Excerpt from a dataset

(begin)

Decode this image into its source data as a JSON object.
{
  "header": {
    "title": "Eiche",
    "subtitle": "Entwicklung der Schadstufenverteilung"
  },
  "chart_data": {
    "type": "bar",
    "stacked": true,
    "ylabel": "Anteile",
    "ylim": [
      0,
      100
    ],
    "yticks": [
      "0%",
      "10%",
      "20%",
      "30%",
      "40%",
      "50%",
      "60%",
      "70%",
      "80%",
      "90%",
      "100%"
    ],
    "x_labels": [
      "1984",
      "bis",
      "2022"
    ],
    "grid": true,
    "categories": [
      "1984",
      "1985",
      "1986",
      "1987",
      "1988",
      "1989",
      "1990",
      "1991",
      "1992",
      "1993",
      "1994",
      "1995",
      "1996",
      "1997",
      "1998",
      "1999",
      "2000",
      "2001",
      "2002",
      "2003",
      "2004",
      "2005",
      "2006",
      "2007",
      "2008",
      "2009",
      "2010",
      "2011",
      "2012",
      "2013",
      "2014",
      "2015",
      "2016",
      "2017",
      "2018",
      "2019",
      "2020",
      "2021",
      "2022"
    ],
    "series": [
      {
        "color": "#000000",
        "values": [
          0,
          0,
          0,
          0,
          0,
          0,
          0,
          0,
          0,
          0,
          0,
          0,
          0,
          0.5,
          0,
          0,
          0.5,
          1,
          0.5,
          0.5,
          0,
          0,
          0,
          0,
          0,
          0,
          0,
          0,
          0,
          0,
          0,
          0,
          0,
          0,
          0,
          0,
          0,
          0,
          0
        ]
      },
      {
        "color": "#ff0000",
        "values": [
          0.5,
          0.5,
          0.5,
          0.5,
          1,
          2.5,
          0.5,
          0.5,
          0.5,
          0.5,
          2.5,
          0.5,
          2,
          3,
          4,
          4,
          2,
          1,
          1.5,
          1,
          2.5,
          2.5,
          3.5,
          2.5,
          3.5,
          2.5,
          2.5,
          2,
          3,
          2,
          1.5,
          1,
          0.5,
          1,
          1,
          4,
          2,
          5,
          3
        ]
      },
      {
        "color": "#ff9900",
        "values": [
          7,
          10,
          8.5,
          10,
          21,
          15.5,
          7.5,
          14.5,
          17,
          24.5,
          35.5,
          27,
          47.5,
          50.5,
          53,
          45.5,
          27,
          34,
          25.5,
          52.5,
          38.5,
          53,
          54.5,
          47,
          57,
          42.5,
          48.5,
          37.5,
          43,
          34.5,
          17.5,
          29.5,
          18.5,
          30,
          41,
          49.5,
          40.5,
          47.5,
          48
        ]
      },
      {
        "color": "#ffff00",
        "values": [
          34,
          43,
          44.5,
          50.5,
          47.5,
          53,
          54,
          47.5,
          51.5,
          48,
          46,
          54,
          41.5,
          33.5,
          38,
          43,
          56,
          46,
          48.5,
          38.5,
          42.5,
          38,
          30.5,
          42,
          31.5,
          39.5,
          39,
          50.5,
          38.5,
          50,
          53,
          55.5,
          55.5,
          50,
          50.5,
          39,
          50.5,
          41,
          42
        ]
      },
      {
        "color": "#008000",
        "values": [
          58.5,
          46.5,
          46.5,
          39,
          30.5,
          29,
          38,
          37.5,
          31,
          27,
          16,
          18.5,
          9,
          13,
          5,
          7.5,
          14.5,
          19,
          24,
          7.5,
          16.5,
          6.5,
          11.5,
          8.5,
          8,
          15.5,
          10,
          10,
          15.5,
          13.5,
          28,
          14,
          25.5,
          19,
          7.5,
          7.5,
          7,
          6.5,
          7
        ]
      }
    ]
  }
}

(end)

* [Prompt]: Please output the complete data exactly.

* [Answer below]:
Decode this image into its source data as a JSON object.
{
  "header": {
    "title": "Eiche",
    "subtitle": "Entwicklung der Schadstufenverteilung"
  },
  "chart_data": {
    "type": "bar",
    "stacked": true,
    "ylabel": "Anteile",
    "ylim": [
      0,
      100
    ],
    "yticks": [
      "0%",
      "10%",
      "20%",
      "30%",
      "40%",
      "50%",
      "60%",
      "70%",
      "80%",
      "90%",
      "100%"
    ],
    "x_labels": [
      "1984",
      "bis",
      "2022"
    ],
    "grid": true,
    "categories": [
      "1984",
      "1985",
      "1986",
      "1987",
      "1988",
      "1989",
      "1990",
      "1991",
      "1992",
      "1993",
      "1994",
      "1995",
      "1996",
      "1997",
      "1998",
      "1999",
      "2000",
      "2001",
      "2002",
      "2003",
      "2004",
      "2005",
      "2006",
      "2007",
      "2008",
      "2009",
      "2010",
      "2011",
      "2012",
      "2013",
      "2014",
      "2015",
      "2016",
      "2017",
      "2018",
      "2019",
      "2020",
      "2021",
      "2022"
    ],
    "series": [
      {
        "color": "#000000",
        "values": [
          0,
          0,
          0,
          0,
          0,
          0,
          0,
          0,
          0,
          0,
          0,
          0,
          0,
          0.5,
          0,
          0,
          0.5,
          1,
          0.5,
          0.5,
          0,
          0,
          0,
          0,
          0,
          0,
          0,
          0,
          0,
          0,
          0,
          0,
          0,
          0,
          0,
          0,
          0,
          0,
          0
        ]
      },
      {
        "color": "#ff0000",
        "values": [
          0.5,
          0.5,
          0.5,
          0.5,
          1,
          2.5,
          0.5,
          0.5,
          0.5,
          0.5,
          2.5,
          0.5,
          2,
          3,
          4,
          4,
          2,
          1,
          1.5,
          1,
          2.5,
          2.5,
          3.5,
          2.5,
          3.5,
          2.5,
          2.5,
          2,
          3,
          2,
          1.5,
          1,
          0.5,
          1,
          1,
          4,
          2,
          5,
          3
        ]
      },
      {
        "color": "#ff9900",
        "values": [
          7,
          10,
          8.5,
          10,
          21,
          15.5,
          7.5,
          14.5,
          17,
          24.5,
          35.5,
          27,
          47.5,
          50.5,
          53,
          45.5,
          27,
          34,
          25.5,
          52.5,
          38.5,
          53,
          54.5,
          47,
          57,
          42.5,
          48.5,
          37.5,
          43,
          34.5,
          17.5,
          29.5,
          18.5,
          30,
          41,
          49.5,
          40.5,
          47.5,
          48
        ]
      },
      {
        "color": "#ffff00",
        "values": [
          34,
          43,
          44.5,
          50.5,
          47.5,
          53,
          54,
          47.5,
          51.5,
          48,
          46,
          54,
          41.5,
          33.5,
          38,
          43,
          56,
          46,
          48.5,
          38.5,
          42.5,
          38,
          30.5,
          42,
          31.5,
          39.5,
          39,
          50.5,
          38.5,
          50,
          53,
          55.5,
          55.5,
          50,
          50.5,
          39,
          50.5,
          41,
          42
        ]
      },
      {
        "color": "#008000",
        "values": [
          58.5,
          46.5,
          46.5,
          39,
          30.5,
          29,
          38,
          37.5,
          31,
          27,
          16,
          18.5,
          9,
          13,
          5,
          7.5,
          14.5,
          19,
          24,
          7.5,
          16.5,
          6.5,
          11.5,
          8.5,
          8,
          15.5,
          10,
          10,
          15.5,
          13.5,
          28,
          14,
          25.5,
          19,
          7.5,
          7.5,
          7,
          6.5,
          7
        ]
      }
    ]
  }
}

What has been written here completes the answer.